#### Goal of the exercise:
All of the data needs to be repeated exactly.

#### Provided material:
════════
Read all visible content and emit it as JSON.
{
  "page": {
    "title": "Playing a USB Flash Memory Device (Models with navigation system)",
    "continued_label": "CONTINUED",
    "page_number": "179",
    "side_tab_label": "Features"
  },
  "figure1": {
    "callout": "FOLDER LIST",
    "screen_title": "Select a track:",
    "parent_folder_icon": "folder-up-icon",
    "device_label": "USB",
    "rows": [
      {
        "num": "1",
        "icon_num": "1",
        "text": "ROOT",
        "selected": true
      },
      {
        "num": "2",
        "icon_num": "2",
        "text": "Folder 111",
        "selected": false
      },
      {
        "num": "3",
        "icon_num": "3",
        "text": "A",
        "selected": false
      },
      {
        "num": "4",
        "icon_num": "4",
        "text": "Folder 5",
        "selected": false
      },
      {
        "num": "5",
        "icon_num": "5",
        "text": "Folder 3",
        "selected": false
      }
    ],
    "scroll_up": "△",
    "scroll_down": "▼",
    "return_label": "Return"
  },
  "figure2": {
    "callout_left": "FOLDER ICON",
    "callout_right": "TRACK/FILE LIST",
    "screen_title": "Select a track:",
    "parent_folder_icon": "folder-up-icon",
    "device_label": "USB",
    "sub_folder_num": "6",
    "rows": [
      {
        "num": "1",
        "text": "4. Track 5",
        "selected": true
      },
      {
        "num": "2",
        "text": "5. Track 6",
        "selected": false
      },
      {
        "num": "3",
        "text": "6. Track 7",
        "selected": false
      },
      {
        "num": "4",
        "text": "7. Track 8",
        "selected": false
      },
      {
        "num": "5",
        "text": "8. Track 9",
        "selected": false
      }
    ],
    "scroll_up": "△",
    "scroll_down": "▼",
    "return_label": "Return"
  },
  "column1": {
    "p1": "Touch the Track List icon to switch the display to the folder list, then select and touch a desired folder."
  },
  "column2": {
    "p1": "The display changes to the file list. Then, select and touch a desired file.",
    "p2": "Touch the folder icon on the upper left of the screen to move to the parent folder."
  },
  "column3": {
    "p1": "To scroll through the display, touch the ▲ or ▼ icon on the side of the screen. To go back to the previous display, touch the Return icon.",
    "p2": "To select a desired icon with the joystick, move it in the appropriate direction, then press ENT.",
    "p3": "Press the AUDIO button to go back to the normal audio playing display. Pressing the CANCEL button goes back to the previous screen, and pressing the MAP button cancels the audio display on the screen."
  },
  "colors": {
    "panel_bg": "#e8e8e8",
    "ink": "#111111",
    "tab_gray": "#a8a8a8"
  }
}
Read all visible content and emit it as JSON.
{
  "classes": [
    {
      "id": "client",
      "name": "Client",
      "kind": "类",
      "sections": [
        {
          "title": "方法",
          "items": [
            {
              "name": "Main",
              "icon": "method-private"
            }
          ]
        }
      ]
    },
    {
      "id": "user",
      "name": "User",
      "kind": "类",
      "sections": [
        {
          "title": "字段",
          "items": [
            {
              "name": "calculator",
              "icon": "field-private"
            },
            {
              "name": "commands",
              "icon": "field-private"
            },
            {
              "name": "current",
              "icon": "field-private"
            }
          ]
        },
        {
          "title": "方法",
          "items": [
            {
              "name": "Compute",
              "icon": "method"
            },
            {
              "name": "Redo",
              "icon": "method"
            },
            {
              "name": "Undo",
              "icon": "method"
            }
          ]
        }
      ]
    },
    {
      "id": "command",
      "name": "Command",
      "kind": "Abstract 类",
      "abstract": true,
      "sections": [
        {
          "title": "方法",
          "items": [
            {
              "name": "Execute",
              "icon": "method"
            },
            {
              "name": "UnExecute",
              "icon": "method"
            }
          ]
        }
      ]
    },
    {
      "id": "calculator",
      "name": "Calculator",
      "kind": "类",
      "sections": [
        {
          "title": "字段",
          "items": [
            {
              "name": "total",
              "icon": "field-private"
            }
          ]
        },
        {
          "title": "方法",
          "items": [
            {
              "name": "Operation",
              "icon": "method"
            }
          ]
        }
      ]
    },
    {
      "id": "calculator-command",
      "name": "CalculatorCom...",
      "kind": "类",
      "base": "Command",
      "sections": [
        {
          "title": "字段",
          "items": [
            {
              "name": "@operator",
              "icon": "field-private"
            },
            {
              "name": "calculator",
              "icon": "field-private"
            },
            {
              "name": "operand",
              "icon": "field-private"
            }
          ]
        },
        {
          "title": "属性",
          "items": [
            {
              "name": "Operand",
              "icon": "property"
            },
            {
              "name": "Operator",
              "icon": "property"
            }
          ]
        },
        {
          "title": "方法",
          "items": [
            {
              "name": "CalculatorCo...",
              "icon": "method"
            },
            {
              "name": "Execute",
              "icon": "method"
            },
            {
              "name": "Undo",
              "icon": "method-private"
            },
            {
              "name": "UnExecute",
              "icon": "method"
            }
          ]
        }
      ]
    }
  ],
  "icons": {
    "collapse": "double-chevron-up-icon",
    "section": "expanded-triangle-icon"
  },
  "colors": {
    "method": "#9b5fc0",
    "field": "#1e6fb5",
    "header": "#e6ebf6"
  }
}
════════
#### Result for this task:
Read all visible content and emit it as JSON.
{
  "page": {
    "title": "Playing a USB Flash Memory Device (Models with navigation system)",
    "continued_label": "CONTINUED",
    "page_number": "179",
    "side_tab_label": "Features"
  },
  "figure1": {
    "callout": "FOLDER LIST",
    "screen_title": "Select a track:",
    "parent_folder_icon": "folder-up-icon",
    "device_label": "USB",
    "rows": [
      {
        "num": "1",
        "icon_num": "1",
        "text": "ROOT",
        "selected": true
      },
      {
        "num": "2",
        "icon_num": "2",
        "text": "Folder 111",
        "selected": false
      },
      {
        "num": "3",
        "icon_num": "3",
        "text": "A",
        "selected": false
      },
      {
        "num": "4",
        "icon_num": "4",
        "text": "Folder 5",
        "selected": false
      },
      {
        "num": "5",
        "icon_num": "5",
        "text": "Folder 3",
        "selected": false
      }
    ],
    "scroll_up": "△",
    "scroll_down": "▼",
    "return_label": "Return"
  },
  "figure2": {
    "callout_left": "FOLDER ICON",
    "callout_right": "TRACK/FILE LIST",
    "screen_title": "Select a track:",
    "parent_folder_icon": "folder-up-icon",
    "device_label": "USB",
    "sub_folder_num": "6",
    "rows": [
      {
        "num": "1",
        "text": "4. Track 5",
        "selected": true
      },
      {
        "num": "2",
        "text": "5. Track 6",
        "selected": false
      },
      {
        "num": "3",
        "text": "6. Track 7",
        "selected": false
      },
      {
        "num": "4",
        "text": "7. Track 8",
        "selected": false
      },
      {
        "num": "5",
        "text": "8. Track 9",
        "selected": false
      }
    ],
    "scroll_up": "△",
    "scroll_down": "▼",
    "return_label": "Return"
  },
  "column1": {
    "p1": "Touch the Track List icon to switch the display to the folder list, then select and touch a desired folder."
  },
  "column2": {
    "p1": "The display changes to the file list. Then, select and touch a desired file.",
    "p2": "Touch the folder icon on the upper left of the screen to move to the parent folder."
  },
  "column3": {
    "p1": "To scroll through the display, touch the ▲ or ▼ icon on the side of the screen. To go back to the previous display, touch the Return icon.",
    "p2": "To select a desired icon with the joystick, move it in the appropriate direction, then press ENT.",
    "p3": "Press the AUDIO button to go back to the normal audio playing display. Pressing the CANCEL button goes back to the previous screen, and pressing the MAP button cancels the audio display on the screen."
  },
  "colors": {
    "panel_bg": "#e8e8e8",
    "ink": "#111111",
    "tab_gray": "#a8a8a8"
  }
}
Read all visible content and emit it as JSON.
{
  "classes": [
    {
      "id": "client",
      "name": "Client",
      "kind": "类",
      "sections": [
        {
          "title": "方法",
          "items": [
            {
              "name": "Main",
              "icon": "method-private"
            }
          ]
        }
      ]
    },
    {
      "id": "user",
      "name": "User",
      "kind": "类",
      "sections": [
        {
          "title": "字段",
          "items": [
            {
              "name": "calculator",
              "icon": "field-private"
            },
            {
              "name": "commands",
              "icon": "field-private"
            },
            {
              "name": "current",
              "icon": "field-private"
            }
          ]
        },
        {
          "title": "方法",
          "items": [
            {
              "name": "Compute",
              "icon": "method"
            },
            {
              "name": "Redo",
              "icon": "method"
            },
            {
              "name": "Undo",
              "icon": "method"
            }
          ]
        }
      ]
    },
    {
      "id": "command",
      "name": "Command",
      "kind": "Abstract 类",
      "abstract": true,
      "sections": [
        {
          "title": "方法",
          "items": [
            {
              "name": "Execute",
              "icon": "method"
            },
            {
              "name": "UnExecute",
              "icon": "method"
            }
          ]
        }
      ]
    },
    {
      "id": "calculator",
      "name": "Calculator",
      "kind": "类",
      "sections": [
        {
          "title": "字段",
          "items": [
            {
              "name": "total",
              "icon": "field-private"
            }
          ]
        },
        {
          "title": "方法",
          "items": [
            {
              "name": "Operation",
              "icon": "method"
            }
          ]
        }
      ]
    },
    {
      "id": "calculator-command",
      "name": "CalculatorCom...",
      "kind": "类",
      "base": "Command",
      "sections": [
        {
          "title": "字段",
          "items": [
            {
              "name": "@operator",
              "icon": "field-private"
            },
            {
              "name": "calculator",
              "icon": "field-private"
            },
            {
              "name": "operand",
              "icon": "field-private"
            }
          ]
        },
        {
          "title": "属性",
          "items": [
            {
              "name": "Operand",
              "icon": "property"
            },
            {
              "name": "Operator",
              "icon": "property"
            }
          ]
        },
        {
          "title": "方法",
          "items": [
            {
              "name": "CalculatorCo...",
              "icon": "method"
            },
            {
              "name": "Execute",
              "icon": "method"
            },
            {
              "name": "Undo",
              "icon": "method-private"
            },
            {
              "name": "UnExecute",
              "icon": "method"
            }
          ]
        }
      ]
    }
  ],
  "icons": {
    "collapse": "double-chevron-up-icon",
    "section": "expanded-triangle-icon"
  },
  "colors": {
    "method": "#9b5fc0",
    "field": "#1e6fb5",
    "header": "#e6ebf6"
  }
}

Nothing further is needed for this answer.